EXERCISE INSTRUCTIONS: Print all the records exactly, please.

___ RECORD LIST ___

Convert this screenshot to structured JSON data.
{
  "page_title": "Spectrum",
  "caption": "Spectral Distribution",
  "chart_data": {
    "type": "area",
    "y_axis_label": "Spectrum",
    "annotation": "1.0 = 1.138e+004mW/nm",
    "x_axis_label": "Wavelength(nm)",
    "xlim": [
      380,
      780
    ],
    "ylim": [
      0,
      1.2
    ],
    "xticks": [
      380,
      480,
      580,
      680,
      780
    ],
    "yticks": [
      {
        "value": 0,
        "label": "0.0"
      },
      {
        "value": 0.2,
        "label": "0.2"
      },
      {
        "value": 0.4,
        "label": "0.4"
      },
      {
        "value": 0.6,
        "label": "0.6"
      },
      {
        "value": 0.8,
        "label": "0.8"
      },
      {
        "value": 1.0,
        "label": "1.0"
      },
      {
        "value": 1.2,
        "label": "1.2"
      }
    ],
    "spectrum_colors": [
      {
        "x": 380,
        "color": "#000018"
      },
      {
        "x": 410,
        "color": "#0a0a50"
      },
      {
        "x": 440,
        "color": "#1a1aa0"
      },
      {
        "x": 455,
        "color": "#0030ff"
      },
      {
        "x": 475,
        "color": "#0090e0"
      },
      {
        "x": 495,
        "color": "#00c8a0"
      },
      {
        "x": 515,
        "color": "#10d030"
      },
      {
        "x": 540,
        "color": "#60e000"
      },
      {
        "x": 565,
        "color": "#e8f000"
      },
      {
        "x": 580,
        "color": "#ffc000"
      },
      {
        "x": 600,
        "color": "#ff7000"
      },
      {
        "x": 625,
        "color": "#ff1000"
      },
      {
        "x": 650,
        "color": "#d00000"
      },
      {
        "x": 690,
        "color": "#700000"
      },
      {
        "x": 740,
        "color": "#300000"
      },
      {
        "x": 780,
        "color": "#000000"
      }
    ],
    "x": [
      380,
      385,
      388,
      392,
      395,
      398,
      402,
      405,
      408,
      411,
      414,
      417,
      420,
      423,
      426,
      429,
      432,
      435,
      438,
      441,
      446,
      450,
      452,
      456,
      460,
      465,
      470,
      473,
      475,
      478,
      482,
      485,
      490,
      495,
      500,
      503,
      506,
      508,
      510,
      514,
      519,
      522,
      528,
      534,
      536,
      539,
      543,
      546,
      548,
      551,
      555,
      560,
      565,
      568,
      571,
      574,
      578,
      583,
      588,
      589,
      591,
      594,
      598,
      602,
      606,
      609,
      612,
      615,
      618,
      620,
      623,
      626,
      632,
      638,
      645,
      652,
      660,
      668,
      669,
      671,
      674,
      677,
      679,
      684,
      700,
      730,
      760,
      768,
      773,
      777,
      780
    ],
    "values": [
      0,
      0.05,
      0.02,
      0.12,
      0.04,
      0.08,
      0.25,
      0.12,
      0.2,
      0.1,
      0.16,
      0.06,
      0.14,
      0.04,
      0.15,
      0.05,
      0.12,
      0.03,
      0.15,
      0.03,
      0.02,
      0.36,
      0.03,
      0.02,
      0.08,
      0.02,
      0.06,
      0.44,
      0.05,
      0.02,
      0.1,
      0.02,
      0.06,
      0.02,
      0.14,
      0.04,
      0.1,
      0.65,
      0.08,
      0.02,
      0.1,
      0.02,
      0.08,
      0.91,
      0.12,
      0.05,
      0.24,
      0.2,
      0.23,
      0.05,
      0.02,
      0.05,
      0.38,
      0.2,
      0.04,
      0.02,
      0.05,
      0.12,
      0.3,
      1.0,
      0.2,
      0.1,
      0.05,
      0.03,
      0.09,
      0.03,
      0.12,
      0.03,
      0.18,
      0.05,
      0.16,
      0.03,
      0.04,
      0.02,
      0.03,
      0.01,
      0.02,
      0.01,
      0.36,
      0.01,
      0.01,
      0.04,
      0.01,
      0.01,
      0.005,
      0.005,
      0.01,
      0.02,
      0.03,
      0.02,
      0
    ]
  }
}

___

TASK ANSWER:
Convert this screenshot to structured JSON data.
{
  "page_title": "Spectrum",
  "caption": "Spectral Distribution",
  "chart_data": {
    "type": "area",
    "y_axis_label": "Spectrum",
    "annotation": "1.0 = 1.138e+004mW/nm",
    "x_axis_label": "Wavelength(nm)",
    "xlim": [
      380,
      780
    ],
    "ylim": [
      0,
      1.2
    ],
    "xticks": [
      380,
      480,
      580,
      680,
      780
    ],
    "yticks": [
      {
        "value": 0,
        "label": "0.0"
      },
      {
        "value": 0.2,
        "label": "0.2"
      },
      {
        "value": 0.4,
        "label": "0.4"
      },
      {
        "value": 0.6,
        "label": "0.6"
      },
      {
        "value": 0.8,
        "label": "0.8"
      },
      {
        "value": 1.0,
        "label": "1.0"
      },
      {
        "value": 1.2,
        "label": "1.2"
      }
    ],
    "spectrum_colors": [
      {
        "x": 380,
        "color": "#000018"
      },
      {
        "x": 410,
        "color": "#0a0a50"
      },
      {
        "x": 440,
        "color": "#1a1aa0"
      },
      {
        "x": 455,
        "color": "#0030ff"
      },
      {
        "x": 475,
        "color": "#0090e0"
      },
      {
        "x": 495,
        "color": "#00c8a0"
      },
      {
        "x": 515,
        "color": "#10d030"
      },
      {
        "x": 540,
        "color": "#60e000"
      },
      {
        "x": 565,
        "color": "#e8f000"
      },
      {
        "x": 580,
        "color": "#ffc000"
      },
      {
        "x": 600,
        "color": "#ff7000"
      },
      {
        "x": 625,
        "color": "#ff1000"
      },
      {
        "x": 650,
        "color": "#d00000"
      },
      {
        "x": 690,
        "color": "#700000"
      },
      {
        "x": 740,
        "color": "#300000"
      },
      {
        "x": 780,
        "color": "#000000"
      }
    ],
    "x": [
      380,
      385,
      388,
      392,
      395,
      398,
      402,
      405,
      408,
      411,
      414,
      417,
      420,
      423,
      426,
      429,
      432,
      435,
      438,
      441,
      446,
      450,
      452,
      456,
      460,
      465,
      470,
      473,
      475,
      478,
      482,
      485,
      490,
      495,
      500,
      503,
      506,
      508,
      510,
      514,
      519,
      522,
      528,
      534,
      536,
      539,
      543,
      546,
      548,
      551,
      555,
      560,
      565,
      568,
      571,
      574,
      578,
      583,
      588,
      589,
      591,
      594,
      598,
      602,
      606,
      609,
      612,
      615,
      618,
      620,
      623,
      626,
      632,
      638,
      645,
      652,
      660,
      668,
      669,
      671,
      674,
      677,
      679,
      684,
      700,
      730,
      760,
      768,
      773,
      777,
      780
    ],
    "values": [
      0,
      0.05,
      0.02,
      0.12,
      0.04,
      0.08,
      0.25,
      0.12,
      0.2,
      0.1,
      0.16,
      0.06,
      0.14,
      0.04,
      0.15,
      0.05,
      0.12,
      0.03,
      0.15,
      0.03,
      0.02,
      0.36,
      0.03,
      0.02,
      0.08,
      0.02,
      0.06,
      0.44,
      0.05,
      0.02,
      0.1,
      0.02,
      0.06,
      0.02,
      0.14,
      0.04,
      0.1,
      0.65,
      0.08,
      0.02,
      0.1,
      0.02,
      0.08,
      0.91,
      0.12,
      0.05,
      0.24,
      0.2,
      0.23,
      0.05,
      0.02,
      0.05,
      0.38,
      0.2,
      0.04,
      0.02,
      0.05,
      0.12,
      0.3,
      1.0,
      0.2,
      0.1,
      0.05,
      0.03,
      0.09,
      0.03,
      0.12,
      0.03,
      0.18,
      0.05,
      0.16,
      0.03,
      0.04,
      0.02,
      0.03,
      0.01,
      0.02,
      0.01,
      0.36,
      0.01,
      0.01,
      0.04,
      0.01,
      0.01,
      0.005,
      0.005,
      0.01,
      0.02,
      0.03,
      0.02,
      0
    ]
  }
}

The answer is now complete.